### TASK TO COMPLETE
Locate every line in the records below that holds the word "Kelompok" and return each one.

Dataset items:

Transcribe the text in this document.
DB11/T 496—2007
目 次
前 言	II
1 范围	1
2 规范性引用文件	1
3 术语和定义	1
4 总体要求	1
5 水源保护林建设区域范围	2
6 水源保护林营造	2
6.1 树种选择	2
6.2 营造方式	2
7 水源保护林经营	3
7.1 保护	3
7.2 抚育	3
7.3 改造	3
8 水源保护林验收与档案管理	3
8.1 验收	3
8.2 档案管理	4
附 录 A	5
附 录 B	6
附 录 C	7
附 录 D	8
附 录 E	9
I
==
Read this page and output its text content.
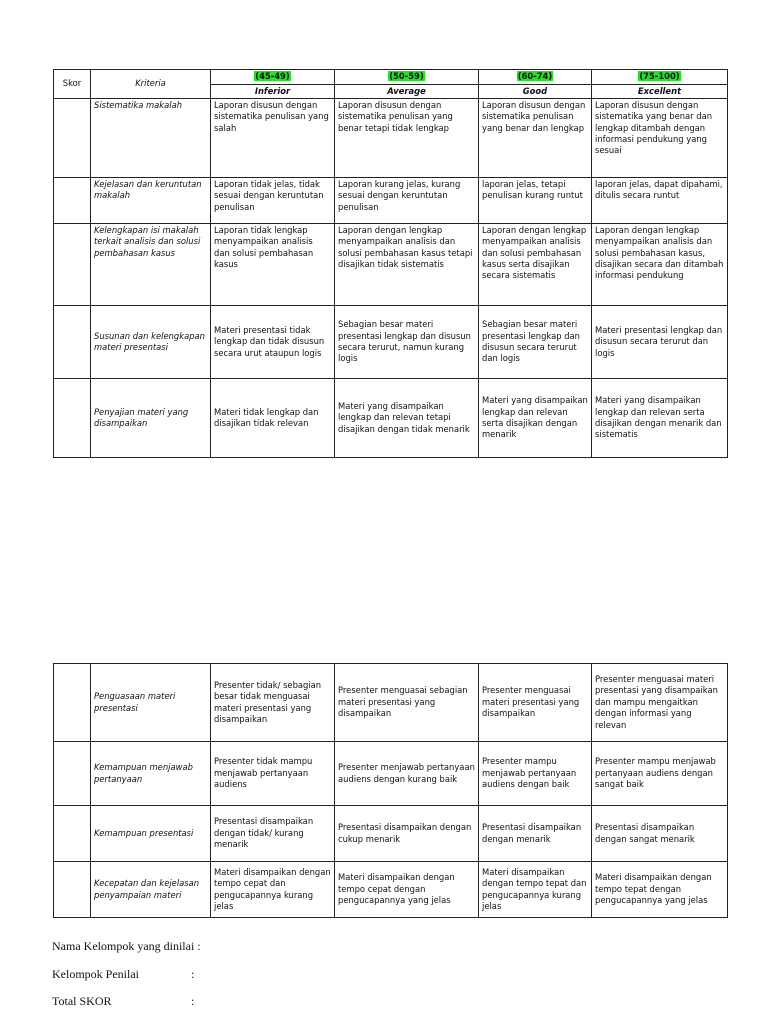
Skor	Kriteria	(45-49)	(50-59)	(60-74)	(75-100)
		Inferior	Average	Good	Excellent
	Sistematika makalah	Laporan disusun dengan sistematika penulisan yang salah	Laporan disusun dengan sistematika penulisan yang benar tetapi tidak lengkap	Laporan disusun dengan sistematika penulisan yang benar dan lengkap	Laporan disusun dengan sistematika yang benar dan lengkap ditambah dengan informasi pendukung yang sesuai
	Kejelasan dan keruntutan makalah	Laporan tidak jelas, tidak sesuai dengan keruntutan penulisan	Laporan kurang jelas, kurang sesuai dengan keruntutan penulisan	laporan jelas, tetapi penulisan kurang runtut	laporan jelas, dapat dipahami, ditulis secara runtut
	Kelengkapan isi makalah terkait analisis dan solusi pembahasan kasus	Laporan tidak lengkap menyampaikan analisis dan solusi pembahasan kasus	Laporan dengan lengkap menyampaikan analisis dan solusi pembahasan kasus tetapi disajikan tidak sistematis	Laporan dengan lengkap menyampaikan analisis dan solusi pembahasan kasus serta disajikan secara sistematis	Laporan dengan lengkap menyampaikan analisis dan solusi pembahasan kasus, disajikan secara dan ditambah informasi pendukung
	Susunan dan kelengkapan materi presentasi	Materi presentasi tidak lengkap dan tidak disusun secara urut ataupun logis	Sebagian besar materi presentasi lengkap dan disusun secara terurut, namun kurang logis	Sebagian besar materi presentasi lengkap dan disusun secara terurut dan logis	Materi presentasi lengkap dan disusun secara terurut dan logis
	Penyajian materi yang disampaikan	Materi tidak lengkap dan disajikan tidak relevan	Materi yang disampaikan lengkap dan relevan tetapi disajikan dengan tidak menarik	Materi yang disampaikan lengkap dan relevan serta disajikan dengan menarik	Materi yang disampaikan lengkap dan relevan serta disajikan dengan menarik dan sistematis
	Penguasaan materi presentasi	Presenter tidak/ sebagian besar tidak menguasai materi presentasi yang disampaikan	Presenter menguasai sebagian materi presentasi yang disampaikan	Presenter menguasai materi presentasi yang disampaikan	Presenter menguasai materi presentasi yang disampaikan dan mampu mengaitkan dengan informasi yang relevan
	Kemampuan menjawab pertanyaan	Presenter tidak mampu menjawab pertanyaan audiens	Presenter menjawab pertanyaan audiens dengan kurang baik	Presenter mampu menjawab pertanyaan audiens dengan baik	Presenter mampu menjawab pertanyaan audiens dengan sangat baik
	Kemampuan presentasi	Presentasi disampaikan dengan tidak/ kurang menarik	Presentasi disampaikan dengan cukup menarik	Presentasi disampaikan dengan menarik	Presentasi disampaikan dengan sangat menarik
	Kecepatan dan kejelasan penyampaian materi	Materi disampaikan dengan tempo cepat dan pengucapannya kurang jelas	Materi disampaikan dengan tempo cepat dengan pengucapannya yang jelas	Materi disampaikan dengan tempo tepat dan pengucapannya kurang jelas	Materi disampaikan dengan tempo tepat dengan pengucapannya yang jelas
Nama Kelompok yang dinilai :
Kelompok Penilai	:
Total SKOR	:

### THE SOLUTION
Nama Kelompok yang dinilai :
Kelompok Penilai	:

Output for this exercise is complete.